Aim of the task
Output all of the data below exactly as given.

Extracted information
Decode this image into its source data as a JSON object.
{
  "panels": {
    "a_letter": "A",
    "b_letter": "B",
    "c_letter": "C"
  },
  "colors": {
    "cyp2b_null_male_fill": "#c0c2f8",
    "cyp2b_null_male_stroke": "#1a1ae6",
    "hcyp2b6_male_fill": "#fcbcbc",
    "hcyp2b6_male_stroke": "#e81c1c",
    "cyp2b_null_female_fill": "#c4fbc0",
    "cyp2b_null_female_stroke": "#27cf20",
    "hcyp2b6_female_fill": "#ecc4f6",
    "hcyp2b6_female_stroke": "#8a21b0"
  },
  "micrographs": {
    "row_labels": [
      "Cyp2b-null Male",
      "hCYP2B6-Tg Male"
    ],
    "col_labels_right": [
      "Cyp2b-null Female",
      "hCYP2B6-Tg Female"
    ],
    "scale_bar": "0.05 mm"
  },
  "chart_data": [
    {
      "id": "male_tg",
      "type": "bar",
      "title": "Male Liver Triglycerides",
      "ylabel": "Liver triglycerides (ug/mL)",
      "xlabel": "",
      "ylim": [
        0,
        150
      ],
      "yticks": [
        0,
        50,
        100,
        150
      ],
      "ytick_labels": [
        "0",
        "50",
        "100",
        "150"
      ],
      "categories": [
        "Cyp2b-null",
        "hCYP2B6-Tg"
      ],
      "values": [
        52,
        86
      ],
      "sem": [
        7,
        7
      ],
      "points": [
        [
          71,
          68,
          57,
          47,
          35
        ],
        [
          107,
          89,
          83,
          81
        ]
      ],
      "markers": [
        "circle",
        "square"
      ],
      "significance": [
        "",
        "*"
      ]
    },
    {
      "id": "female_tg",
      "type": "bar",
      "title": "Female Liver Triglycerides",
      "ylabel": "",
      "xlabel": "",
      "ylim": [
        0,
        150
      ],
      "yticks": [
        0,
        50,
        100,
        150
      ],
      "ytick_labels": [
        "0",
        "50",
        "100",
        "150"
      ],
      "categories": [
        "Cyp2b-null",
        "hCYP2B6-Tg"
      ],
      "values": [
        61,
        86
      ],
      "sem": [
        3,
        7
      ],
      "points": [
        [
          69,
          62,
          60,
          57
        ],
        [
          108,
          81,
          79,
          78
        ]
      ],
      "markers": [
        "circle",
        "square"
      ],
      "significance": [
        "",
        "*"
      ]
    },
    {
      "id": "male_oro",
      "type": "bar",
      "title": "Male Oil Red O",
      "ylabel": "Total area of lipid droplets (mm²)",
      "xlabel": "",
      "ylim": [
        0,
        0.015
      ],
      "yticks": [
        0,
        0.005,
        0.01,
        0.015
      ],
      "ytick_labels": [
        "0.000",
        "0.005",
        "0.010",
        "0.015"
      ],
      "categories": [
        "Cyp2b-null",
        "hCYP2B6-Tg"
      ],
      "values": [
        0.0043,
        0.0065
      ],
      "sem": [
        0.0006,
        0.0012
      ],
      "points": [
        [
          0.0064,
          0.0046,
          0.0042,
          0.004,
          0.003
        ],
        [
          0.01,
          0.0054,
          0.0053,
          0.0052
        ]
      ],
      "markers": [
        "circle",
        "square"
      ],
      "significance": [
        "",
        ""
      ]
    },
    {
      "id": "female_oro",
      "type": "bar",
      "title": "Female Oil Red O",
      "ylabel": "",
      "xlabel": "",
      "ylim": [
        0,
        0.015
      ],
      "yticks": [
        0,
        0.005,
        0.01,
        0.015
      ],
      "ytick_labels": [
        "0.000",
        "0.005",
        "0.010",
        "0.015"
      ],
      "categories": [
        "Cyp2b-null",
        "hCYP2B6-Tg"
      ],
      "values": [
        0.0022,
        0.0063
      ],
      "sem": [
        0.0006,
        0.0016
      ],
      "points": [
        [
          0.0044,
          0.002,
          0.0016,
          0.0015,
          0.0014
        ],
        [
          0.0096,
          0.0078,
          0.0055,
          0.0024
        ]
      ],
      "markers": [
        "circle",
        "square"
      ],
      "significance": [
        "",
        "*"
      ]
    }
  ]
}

Answer for the task
Decode this image into its source data as a JSON object.
{
  "panels": {
    "a_letter": "A",
    "b_letter": "B",
    "c_letter": "C"
  },
  "colors": {
    "cyp2b_null_male_fill": "#c0c2f8",
    "cyp2b_null_male_stroke": "#1a1ae6",
    "hcyp2b6_male_fill": "#fcbcbc",
    "hcyp2b6_male_stroke": "#e81c1c",
    "cyp2b_null_female_fill": "#c4fbc0",
    "cyp2b_null_female_stroke": "#27cf20",
    "hcyp2b6_female_fill": "#ecc4f6",
    "hcyp2b6_female_stroke": "#8a21b0"
  },
  "micrographs": {
    "row_labels": [
      "Cyp2b-null Male",
      "hCYP2B6-Tg Male"
    ],
    "col_labels_right": [
      "Cyp2b-null Female",
      "hCYP2B6-Tg Female"
    ],
    "scale_bar": "0.05 mm"
  },
  "chart_data": [
    {
      "id": "male_tg",
      "type": "bar",
      "title": "Male Liver Triglycerides",
      "ylabel": "Liver triglycerides (ug/mL)",
      "xlabel": "",
      "ylim": [
        0,
        150
      ],
      "yticks": [
        0,
        50,
        100,
        150
      ],
      "ytick_labels": [
        "0",
        "50",
        "100",
        "150"
      ],
      "categories": [
        "Cyp2b-null",
        "hCYP2B6-Tg"
      ],
      "values": [
        52,
        86
      ],
      "sem": [
        7,
        7
      ],
      "points": [
        [
          71,
          68,
          57,
          47,
          35
        ],
        [
          107,
          89,
          83,
          81
        ]
      ],
      "markers": [
        "circle",
        "square"
      ],
      "significance": [
        "",
        "*"
      ]
    },
    {
      "id": "female_tg",
      "type": "bar",
      "title": "Female Liver Triglycerides",
      "ylabel": "",
      "xlabel": "",
      "ylim": [
        0,
        150
      ],
      "yticks": [
        0,
        50,
        100,
        150
      ],
      "ytick_labels": [
        "0",
        "50",
        "100",
        "150"
      ],
      "categories": [
        "Cyp2b-null",
        "hCYP2B6-Tg"
      ],
      "values": [
        61,
        86
      ],
      "sem": [
        3,
        7
      ],
      "points": [
        [
          69,
          62,
          60,
          57
        ],
        [
          108,
          81,
          79,
          78
        ]
      ],
      "markers": [
        "circle",
        "square"
      ],
      "significance": [
        "",
        "*"
      ]
    },
    {
      "id": "male_oro",
      "type": "bar",
      "title": "Male Oil Red O",
      "ylabel": "Total area of lipid droplets (mm²)",
      "xlabel": "",
      "ylim": [
        0,
        0.015
      ],
      "yticks": [
        0,
        0.005,
        0.01,
        0.015
      ],
      "ytick_labels": [
        "0.000",
        "0.005",
        "0.010",
        "0.015"
      ],
      "categories": [
        "Cyp2b-null",
        "hCYP2B6-Tg"
      ],
      "values": [
        0.0043,
        0.0065
      ],
      "sem": [
        0.0006,
        0.0012
      ],
      "points": [
        [
          0.0064,
          0.0046,
          0.0042,
          0.004,
          0.003
        ],
        [
          0.01,
          0.0054,
          0.0053,
          0.0052
        ]
      ],
      "markers": [
        "circle",
        "square"
      ],
      "significance": [
        "",
        ""
      ]
    },
    {
      "id": "female_oro",
      "type": "bar",
      "title": "Female Oil Red O",
      "ylabel": "",
      "xlabel": "",
      "ylim": [
        0,
        0.015
      ],
      "yticks": [
        0,
        0.005,
        0.01,
        0.015
      ],
      "ytick_labels": [
        "0.000",
        "0.005",
        "0.010",
        "0.015"
      ],
      "categories": [
        "Cyp2b-null",
        "hCYP2B6-Tg"
      ],
      "values": [
        0.0022,
        0.0063
      ],
      "sem": [
        0.0006,
        0.0016
      ],
      "points": [
        [
          0.0044,
          0.002,
          0.0016,
          0.0015,
          0.0014
        ],
        [
          0.0096,
          0.0078,
          0.0055,
          0.0024
        ]
      ],
      "markers": [
        "circle",
        "square"
      ],
      "significance": [
        "",
        "*"
      ]
    }
  ]
}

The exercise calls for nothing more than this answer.